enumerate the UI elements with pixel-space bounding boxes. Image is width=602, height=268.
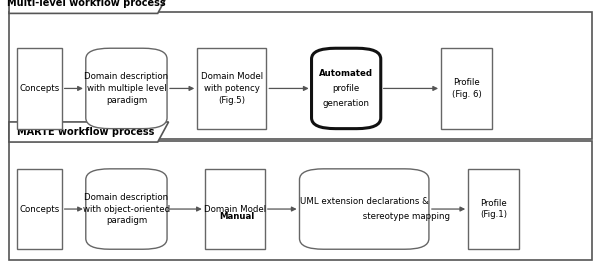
Polygon shape [9,122,169,142]
Bar [17,48,62,129]
Text: Multi-level workflow process: Multi-level workflow process [7,0,166,8]
Text: Profile
(Fig. 6): Profile (Fig. 6) [452,78,482,99]
Bar [205,169,265,249]
Text: Concepts: Concepts [19,84,59,93]
Text: generation: generation [323,99,370,108]
Bar [197,48,266,129]
Text: Concepts: Concepts [19,204,59,214]
Text: Domain description
with multiple level
paradigm: Domain description with multiple level p… [84,72,169,105]
Bar [441,48,492,129]
Text: Automated: Automated [319,69,373,78]
Bar [17,169,62,249]
Text: Manual: Manual [219,212,254,221]
Text: MARTE workflow process: MARTE workflow process [17,127,155,137]
FancyBboxPatch shape [85,169,167,249]
Text: UML extension declarations &: UML extension declarations & [300,197,429,206]
Text: Profile
(Fig.1): Profile (Fig.1) [480,199,507,219]
Bar [9,12,592,139]
Polygon shape [9,0,169,13]
Text: profile: profile [332,84,360,93]
Bar [468,169,519,249]
Text: Domain Model: Domain Model [203,204,266,214]
Text: stereotype mapping: stereotype mapping [359,212,450,221]
Bar [9,141,592,260]
FancyBboxPatch shape [300,169,429,249]
Text: Domain description
with object-oriented
paradigm: Domain description with object-oriented … [83,193,170,225]
FancyBboxPatch shape [312,48,380,129]
FancyBboxPatch shape [85,48,167,129]
Text: Domain Model
with potency
(Fig.5): Domain Model with potency (Fig.5) [200,72,263,105]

**Problem description**
Reproduce every line above word for word, character for character, but leave out the picture.

**Solution for this task**
enumerate the UI elements with pixel-space bounding boxes. Image is width=602, height=268.
Polygon shape [9,122,169,142]
Bar [17,48,62,129]
Text: Multi-level workflow process: Multi-level workflow process [7,0,166,8]
Text: Profile
(Fig. 6): Profile (Fig. 6) [452,78,482,99]
Bar [205,169,265,249]
Text: Concepts: Concepts [19,84,59,93]
Text: generation: generation [323,99,370,108]
Bar [197,48,266,129]
Text: Concepts: Concepts [19,204,59,214]
Text: Domain description
with multiple level
paradigm: Domain description with multiple level p… [84,72,169,105]
Bar [441,48,492,129]
Text: Automated: Automated [319,69,373,78]
Bar [17,169,62,249]
Text: Manual: Manual [219,212,254,221]
Text: MARTE workflow process: MARTE workflow process [17,127,155,137]
FancyBboxPatch shape [85,169,167,249]
Text: UML extension declarations &: UML extension declarations & [300,197,429,206]
Text: Profile
(Fig.1): Profile (Fig.1) [480,199,507,219]
Bar [9,12,592,139]
Polygon shape [9,0,169,13]
Text: profile: profile [332,84,360,93]
Bar [468,169,519,249]
Text: Domain Model: Domain Model [203,204,266,214]
Text: stereotype mapping: stereotype mapping [359,212,450,221]
Bar [9,141,592,260]
FancyBboxPatch shape [300,169,429,249]
Text: Domain description
with object-oriented
paradigm: Domain description with object-oriented … [83,193,170,225]
FancyBboxPatch shape [312,48,380,129]
FancyBboxPatch shape [85,48,167,129]
Text: Domain Model
with potency
(Fig.5): Domain Model with potency (Fig.5) [200,72,263,105]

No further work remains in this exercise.